◆ REQUEST ◆
Arrange every line of the entries below as a Markdown table with two columns, Index for the row number and Text for the line. Omit blank lines and leave the pictures out.

◆ ENTRIES ◆
++++++++

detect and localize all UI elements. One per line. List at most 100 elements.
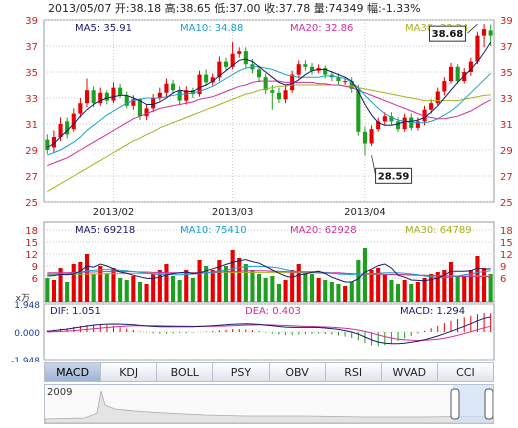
candle-body: [164, 83, 169, 93]
volume-tick-left: 18: [25, 226, 38, 237]
candle-body: [382, 116, 387, 122]
candle-body: [217, 61, 222, 78]
volume-bar: [164, 264, 169, 302]
candle-body: [310, 66, 315, 71]
volume-bar: [137, 282, 142, 302]
candle-body: [257, 69, 262, 78]
volume-bar: [210, 270, 215, 302]
macd-legend-item: DIF: 1.051: [50, 306, 101, 317]
volume-bar: [482, 268, 487, 302]
volume-label: 量:: [313, 2, 329, 15]
high-label: 高:: [164, 2, 180, 15]
price-tick-right: 29: [500, 146, 513, 157]
tab-boll[interactable]: BOLL: [157, 362, 214, 382]
low-label: 低:: [214, 2, 230, 15]
candle-body: [349, 81, 354, 89]
volume-tick-right: 15: [500, 238, 513, 249]
candle-body: [270, 90, 275, 93]
tab-obv[interactable]: OBV: [269, 362, 326, 382]
navigator-left-handle[interactable]: [450, 388, 460, 420]
volume-bar: [230, 250, 235, 302]
volume-bar: [171, 276, 176, 302]
volume-bar: [276, 284, 281, 302]
tab-wvad[interactable]: WVAD: [381, 362, 438, 382]
price-tick-left: 37: [25, 42, 38, 53]
volume-bar: [316, 278, 321, 302]
ma20-line: [47, 80, 491, 167]
volume-bar: [475, 256, 480, 302]
volume-bar: [104, 274, 109, 302]
volume-bar: [422, 278, 427, 302]
volume-bar: [91, 274, 96, 302]
price-tick-right: 33: [500, 94, 513, 105]
dea-line: [47, 324, 491, 342]
candle-body: [369, 129, 374, 144]
tab-cci[interactable]: CCI: [437, 362, 494, 382]
ma5-line: [47, 41, 492, 148]
candle-body: [98, 92, 103, 104]
volume-bar: [362, 248, 367, 302]
tab-macd[interactable]: MACD: [44, 362, 102, 382]
tab-psy[interactable]: PSY: [213, 362, 270, 382]
range-navigator[interactable]: 2009: [44, 384, 494, 424]
candle-body: [356, 88, 361, 132]
volume-bar: [250, 270, 255, 302]
volume-legend-item: MA5: 69218: [75, 225, 135, 236]
volume-bar: [343, 286, 348, 302]
volume-bar: [124, 280, 129, 302]
tab-rsi[interactable]: RSI: [325, 362, 382, 382]
candle-body: [435, 91, 440, 104]
macd-legend-item: MACD: 1.294: [400, 306, 465, 317]
macd-tick-label: 0.000: [14, 329, 40, 339]
volume-bar: [257, 274, 262, 302]
volume-bar: [349, 282, 354, 302]
tab-kdj[interactable]: KDJ: [101, 362, 158, 382]
volume-bar: [78, 262, 83, 302]
price-annotation: 38.68: [432, 29, 464, 40]
volume-bar: [290, 270, 295, 302]
price-annotation: 28.59: [378, 171, 410, 182]
candle-body: [171, 83, 176, 91]
volume-bar: [369, 270, 374, 302]
volume-bar: [197, 260, 202, 302]
candle-body: [296, 64, 301, 75]
volume-tick-left: 12: [25, 250, 38, 261]
candle-body: [91, 90, 96, 104]
volume-bar: [217, 260, 222, 302]
volume-bar: [402, 280, 407, 302]
volume-bar: [329, 282, 334, 302]
volume-tick-left: 15: [25, 238, 38, 249]
macd-tick-label: 1.948: [14, 301, 40, 311]
volume-legend-item: MA10: 75410: [180, 225, 247, 236]
candle-body: [415, 121, 420, 128]
candle-body: [422, 109, 427, 122]
volume-bar: [51, 280, 56, 302]
candle-body: [396, 121, 401, 130]
candle-body: [51, 137, 56, 148]
volume-bar: [131, 276, 136, 302]
volume-bar: [71, 264, 76, 302]
volume-bar: [396, 284, 401, 302]
volume-bar: [283, 280, 288, 302]
price-tick-right: 25: [500, 198, 513, 209]
candle-body: [144, 108, 149, 117]
candle-body: [243, 51, 248, 65]
navigator-year-label: 2009: [47, 387, 73, 398]
volume-bar: [415, 282, 420, 302]
candle-body: [190, 90, 195, 95]
volume-tick-right: 18: [500, 226, 513, 237]
candle-body: [124, 95, 129, 106]
volume-bar: [488, 274, 493, 302]
volume-tick-right: 12: [500, 250, 513, 261]
candle-body: [263, 77, 268, 91]
navigator-right-handle[interactable]: [484, 388, 493, 420]
x-tick-label: 2013/04: [344, 207, 386, 218]
quote-date: 2013/05/07: [48, 2, 112, 15]
annotation-box: [375, 167, 413, 184]
close-value: 37.78: [278, 2, 311, 15]
volume-bar: [356, 260, 361, 302]
volume-bar: [204, 266, 209, 302]
quote-header: 2013/05/07 开:38.18 高:38.65 低:37.00 收:37.…: [48, 0, 421, 16]
candle-body: [429, 103, 434, 110]
volume-tick-right: 9: [500, 262, 506, 273]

++++++++

◆ EXERCISE RESULT ◆
| Index | Text |
|---|---|
| 1 | detect and localize all UI elements. One per line. List at most 100 elements. |
| 2 | candle-body: [164, 83, 169, 93] |
| 3 | volume-tick-left: 18: [25, 226, 38, 237] |
| 4 | candle-body: [382, 116, 387, 122] |
| 5 | candle-body: [217, 61, 222, 78] |
| 6 | volume-bar: [164, 264, 169, 302] |
| 7 | candle-body: [310, 66, 315, 71] |
| 8 | volume-bar: [137, 282, 142, 302] |
| 9 | candle-body: [257, 69, 262, 78] |
| 10 | volume-bar: [210, 270, 215, 302] |
| 11 | macd-legend-item: DIF: 1.051: [50, 306, 101, 317] |
| 12 | volume-bar: [482, 268, 487, 302] |
| 13 | volume-label: 量:: [313, 2, 329, 15] |
| 14 | high-label: 高:: [164, 2, 180, 15] |
| 15 | price-tick-right: 29: [500, 146, 513, 157] |
| 16 | tab-boll[interactable]: BOLL: [157, 362, 214, 382] |
| 17 | low-label: 低:: [214, 2, 230, 15] |
| 18 | candle-body: [349, 81, 354, 89] |
| 19 | volume-tick-right: 15: [500, 238, 513, 249] |
| 20 | candle-body: [270, 90, 275, 93] |
| 21 | tab-obv[interactable]: OBV: [269, 362, 326, 382] |
| 22 | navigator-left-handle[interactable]: [450, 388, 460, 420] |
| 23 | volume-bar: [230, 250, 235, 302] |
| 24 | volume-bar: [171, 276, 176, 302] |
| 25 | volume-bar: [276, 284, 281, 302] |
| 26 | tab-wvad[interactable]: WVAD: [381, 362, 438, 382] |
| 27 | price-tick-left: 37: [25, 42, 38, 53] |
| 28 | volume-bar: [316, 278, 321, 302] |
| 29 | ma20-line: [47, 80, 491, 167] |
| 30 | volume-bar: [475, 256, 480, 302] |
| 31 | volume-bar: [104, 274, 109, 302] |
| 32 | volume-bar: [422, 278, 427, 302] |
| 33 | volume-bar: [91, 274, 96, 302] |
| 34 | price-tick-right: 33: [500, 94, 513, 105] |
| 35 | dea-line: [47, 324, 491, 342] |
| 36 | candle-body: [369, 129, 374, 144] |
| 37 | tab-cci[interactable]: CCI: [437, 362, 494, 382] |
| 38 | ma5-line: [47, 41, 492, 148] |
| 39 | candle-body: [98, 92, 103, 104] |
| 40 | volume-bar: [362, 248, 367, 302] |
| 41 | tab-macd[interactable]: MACD: [44, 362, 102, 382] |
| 42 | tab-psy[interactable]: PSY: [213, 362, 270, 382] |
| 43 | range-navigator[interactable]: 2009: [44, 384, 494, 424] |
| 44 | candle-body: [356, 88, 361, 132] |
| 45 | volume-bar: [250, 270, 255, 302] |
| 46 | volume-legend-item: MA5: 69218: [75, 225, 135, 236] |
| 47 | volume-bar: [343, 286, 348, 302] |
| 48 | volume-bar: [124, 280, 129, 302] |
| 49 | tab-rsi[interactable]: RSI: [325, 362, 382, 382] |
| 50 | candle-body: [435, 91, 440, 104] |
| 51 | macd-legend-item: MACD: 1.294: [400, 306, 465, 317] |
| 52 | macd-tick-label: 0.000: [14, 329, 40, 339] |
| 53 | volume-bar: [257, 274, 262, 302] |
| 54 | volume-bar: [349, 282, 354, 302] |
| 55 | tab-kdj[interactable]: KDJ: [101, 362, 158, 382] |
| 56 | volume-bar: [78, 262, 83, 302] |
| 57 | price-annotation: 38.68: [432, 29, 464, 40] |
| 58 | volume-bar: [290, 270, 295, 302] |
| 59 | price-annotation: 28.59: [378, 171, 410, 182] |
| 60 | candle-body: [171, 83, 176, 91] |
| 61 | volume-bar: [369, 270, 374, 302] |
| 62 | volume-bar: [197, 260, 202, 302] |
| 63 | candle-body: [296, 64, 301, 75] |
| 64 | volume-tick-left: 12: [25, 250, 38, 261] |
| 65 | candle-body: [91, 90, 96, 104] |
| 66 | volume-bar: [217, 260, 222, 302] |
| 67 | volume-bar: [402, 280, 407, 302] |
| 68 | volume-bar: [329, 282, 334, 302] |
| 69 | volume-tick-left: 15: [25, 238, 38, 249] |
| 70 | macd-tick-label: 1.948: [14, 301, 40, 311] |
| 71 | volume-legend-item: MA10: 75410: [180, 225, 247, 236] |
| 72 | candle-body: [415, 121, 420, 128] |
| 73 | candle-body: [422, 109, 427, 122] |
| 74 | volume-bar: [51, 280, 56, 302] |
| 75 | candle-body: [396, 121, 401, 130] |
| 76 | candle-body: [51, 137, 56, 148] |
| 77 | volume-bar: [131, 276, 136, 302] |
| 78 | volume-bar: [71, 264, 76, 302] |
| 79 | volume-bar: [396, 284, 401, 302] |
| 80 | volume-bar: [283, 280, 288, 302] |
| 81 | price-tick-right: 25: [500, 198, 513, 209] |
| 82 | candle-body: [144, 108, 149, 117] |
| 83 | candle-body: [243, 51, 248, 65] |
| 84 | navigator-year-label: 2009: [47, 387, 73, 398] |
| 85 | volume-bar: [415, 282, 420, 302] |
| 86 | candle-body: [190, 90, 195, 95] |
| 87 | volume-tick-right: 18: [500, 226, 513, 237] |
| 88 | candle-body: [124, 95, 129, 106] |
| 89 | volume-bar: [488, 274, 493, 302] |
| 90 | volume-tick-right: 12: [500, 250, 513, 261] |
| 91 | candle-body: [263, 77, 268, 91] |
| 92 | navigator-right-handle[interactable]: [484, 388, 493, 420] |
| 93 | x-tick-label: 2013/04: [344, 207, 386, 218] |
| 94 | quote-date: 2013/05/07: [48, 2, 112, 15] |
| 95 | annotation-box: [375, 167, 413, 184] |
| 96 | close-value: 37.78: [278, 2, 311, 15] |
| 97 | volume-bar: [356, 260, 361, 302] |
| 98 | volume-bar: [204, 266, 209, 302] |
| 99 | quote-header: 2013/05/07 开:38.18 高:38.65 低:37.00 收:37.…: [48, 0, 421, 16] |
| 100 | candle-body: [429, 103, 434, 110] |
| 101 | volume-tick-right: 9: [500, 262, 506, 273] |